Supplied data ▸
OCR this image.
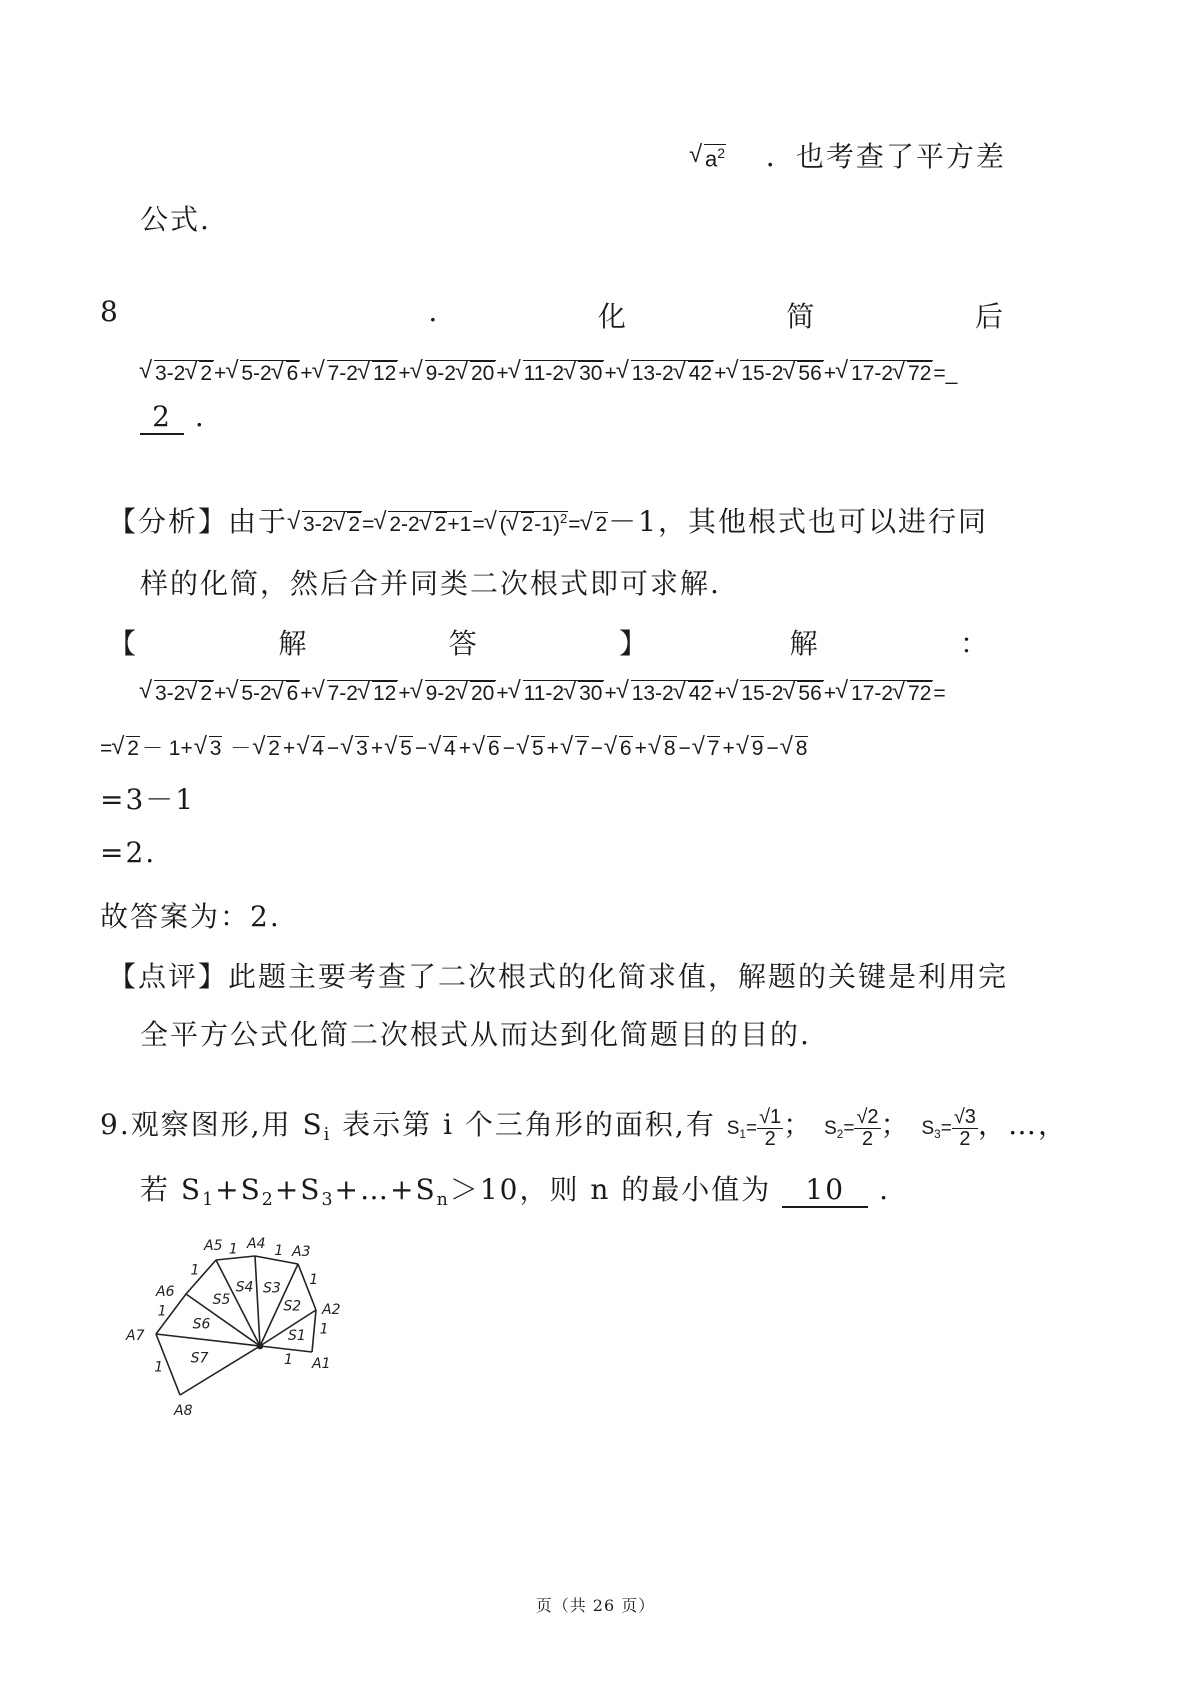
√ $a^2$ ．也考查了平方差
公式.
8	.	化	简	后
√ 3-2 √ 2+ √ 5-2 √ 6+ √ 7-2 √ 12+ √ 9-2 √ 20+ √ 11-2 √ 30+ √ 13-2 √ 42+ √ 15-2 √ 56+ √ 17-2 √ 72=_
2 .
【分析】由于 √ 3-2 √ 2= √ 2-2 √ 2+1= √ ( √ 2-1)$^2$= √ 2－1，其他根式也可以进行同
样的化简，然后合并同类二次根式即可求解.
【	解	答	】	解	：
√ 3-2 √ 2+ √ 5-2 √ 6+ √ 7-2 √ 12+ √ 9-2 √ 20+ √ 11-2 √ 30+ √ 13-2 √ 42+ √ 15-2 √ 56+ √ 17-2 √ 72=
= √ 2 － 1+ √ 3 － √ 2 + √ 4 − √ 3 + √ 5 − √ 4 + √ 6 − √ 5 + √ 7 − √ 6 + √ 8 − √ 7 + √ 9 − √ 8
=3－1
=2.
故答案为：2.
【点评】此题主要考查了二次根式的化简求值，解题的关键是利用完
全平方公式化简二次根式从而达到化简题目的目的.
9.观察图形,用 $S_i$ 表示第 i 个三角形的面积,有 $S_1= \frac{√1}{2}$ ； $S_2= \frac{√2}{2}$ ； $S_3= \frac{√3}{2}$ ，…，
若 $S_1+S_2+S_3+\dots+S_n>10$，则 n 的最小值为 10 .
A1
A2
A3
A4
A5
A6
A7
A8
S1
S2
S3
S4
S5
S6
S7
1
1
1
1
1
1
1	1
页（共 26 页）
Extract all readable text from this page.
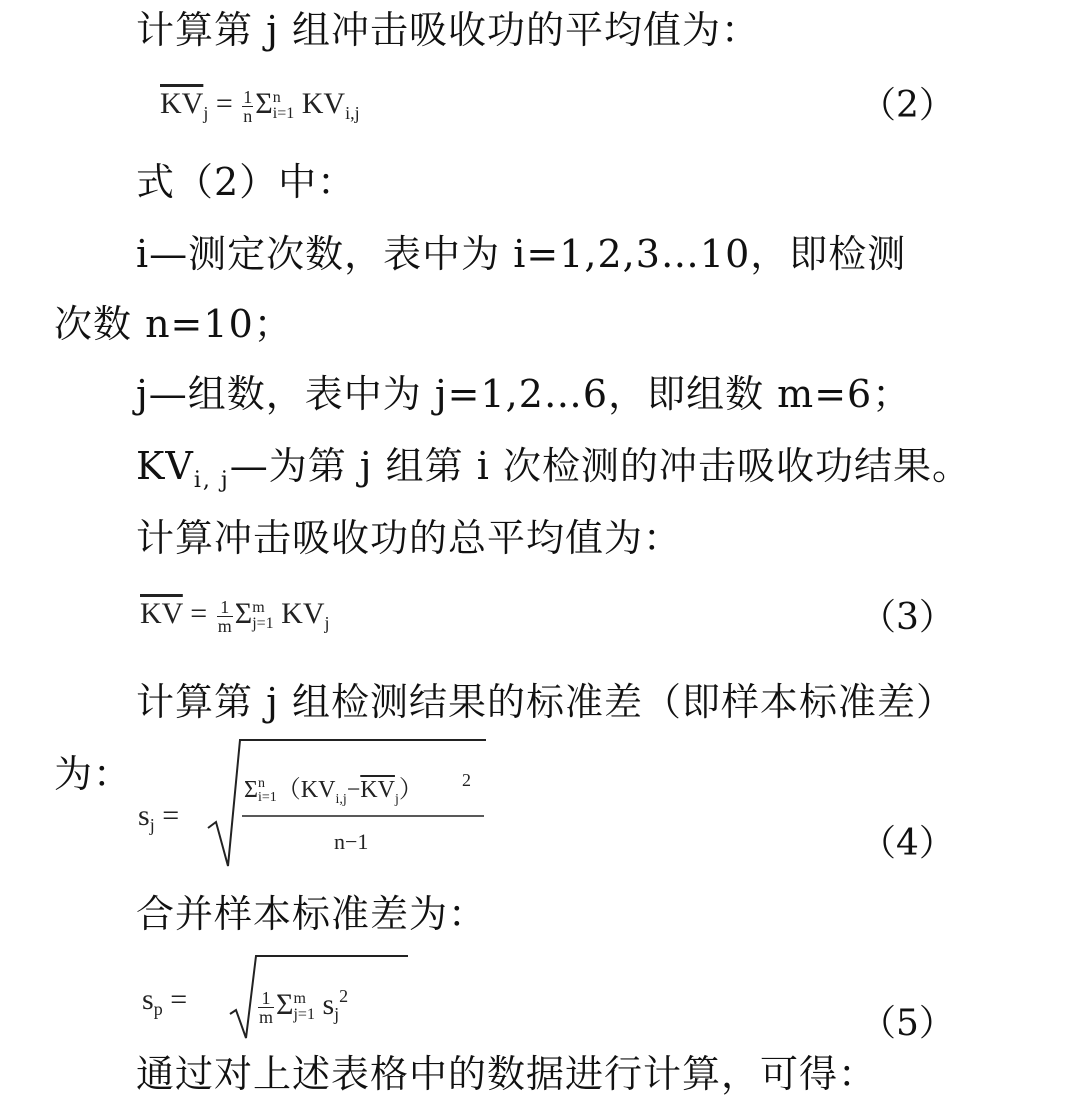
计算第 j 组冲击吸收功的平均值为：
$\overline{KV}_j = \frac{1}{n}$ Σ n
i=1 $KV_{i,j}$	（2）
式（2）中：
i—测定次数，表中为 i=1,2,3…10，即检测
次数 n=10；
j—组数，表中为 j=1,2…6，即组数 m=6；
$KV_{i, j}—$为第 j 组第 i 次检测的冲击吸收功结果。
计算冲击吸收功的总平均值为：
$\overline{KV} = \frac{1}{m}$ Σ m
j=1 $KV_j$	（3）
计算第 j 组检测结果的标准差（即样本标准差）
为：
$s_j$ =
Σ n
i=1 $(KV_{i,j}-\overline{KV}_j)$ 2
n−1	（4）
合并样本标准差为：
$s_p$ =	$\frac{1}{m}$ Σ m
j=1 $s_j^2$
（5）
通过对上述表格中的数据进行计算，可得：
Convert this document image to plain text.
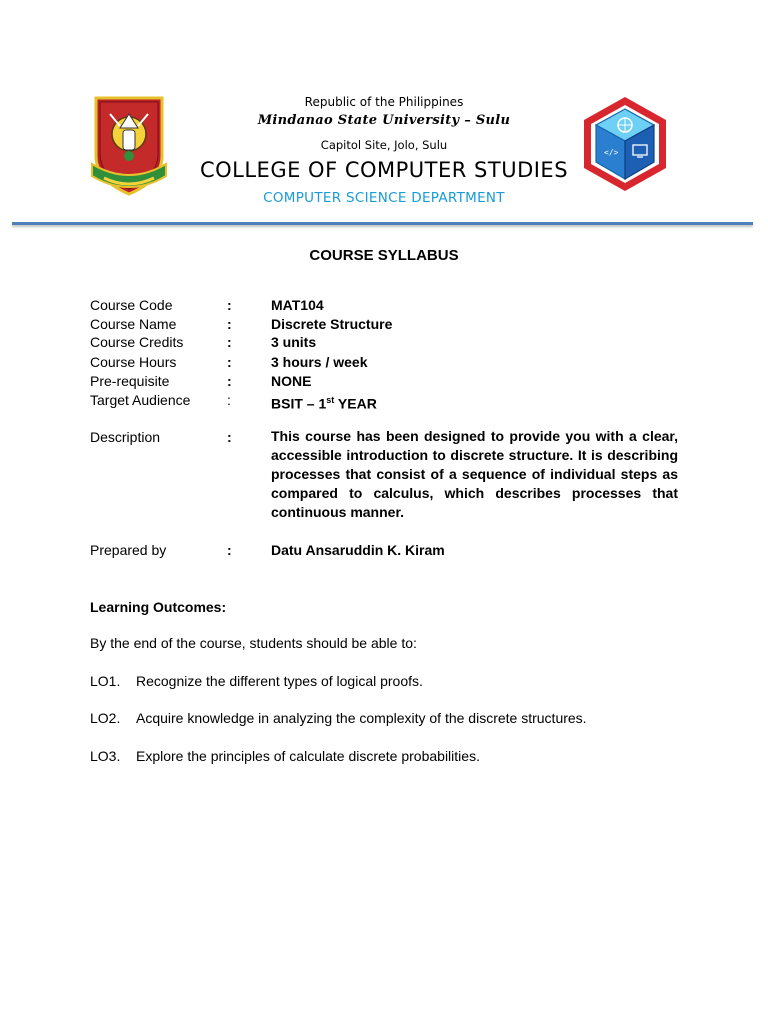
</>
Republic of the Philippines
Mindanao State University – Sulu
Capitol Site, Jolo, Sulu
COLLEGE OF COMPUTER STUDIES
COMPUTER SCIENCE DEPARTMENT
COURSE SYLLABUS
Course Code	:	MAT104
Course Name	:	Discrete Structure
Course Credits	:	3 units
Course Hours	:	3 hours / week
Pre-requisite	:	NONE
Target Audience	:	BSIT – 1st YEAR
Description	:	This course has been designed to provide you with a clear, accessible introduction to discrete structure. It is describing processes that consist of a sequence of individual steps as compared to calculus, which describes processes that continuous manner.
Prepared by	:	Datu Ansaruddin K. Kiram
Learning Outcomes:
By the end of the course, students should be able to:
LO1. Recognize the different types of logical proofs.
LO2. Acquire knowledge in analyzing the complexity of the discrete structures.
LO3. Explore the principles of calculate discrete probabilities.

Work to do ▸
Search the data for "frac" and list every line in which it occurs.

Solution to this exercise ▸
9.观察图形,用 $S_i$ 表示第 i 个三角形的面积,有 $S_1= \frac{√1}{2}$ ； $S_2= \frac{√2}{2}$ ； $S_3= \frac{√3}{2}$ ，…，
$\overline{KV}_j = \frac{1}{n}$ Σ n
$\overline{KV} = \frac{1}{m}$ Σ m
$s_p$ =	$\frac{1}{m}$ Σ m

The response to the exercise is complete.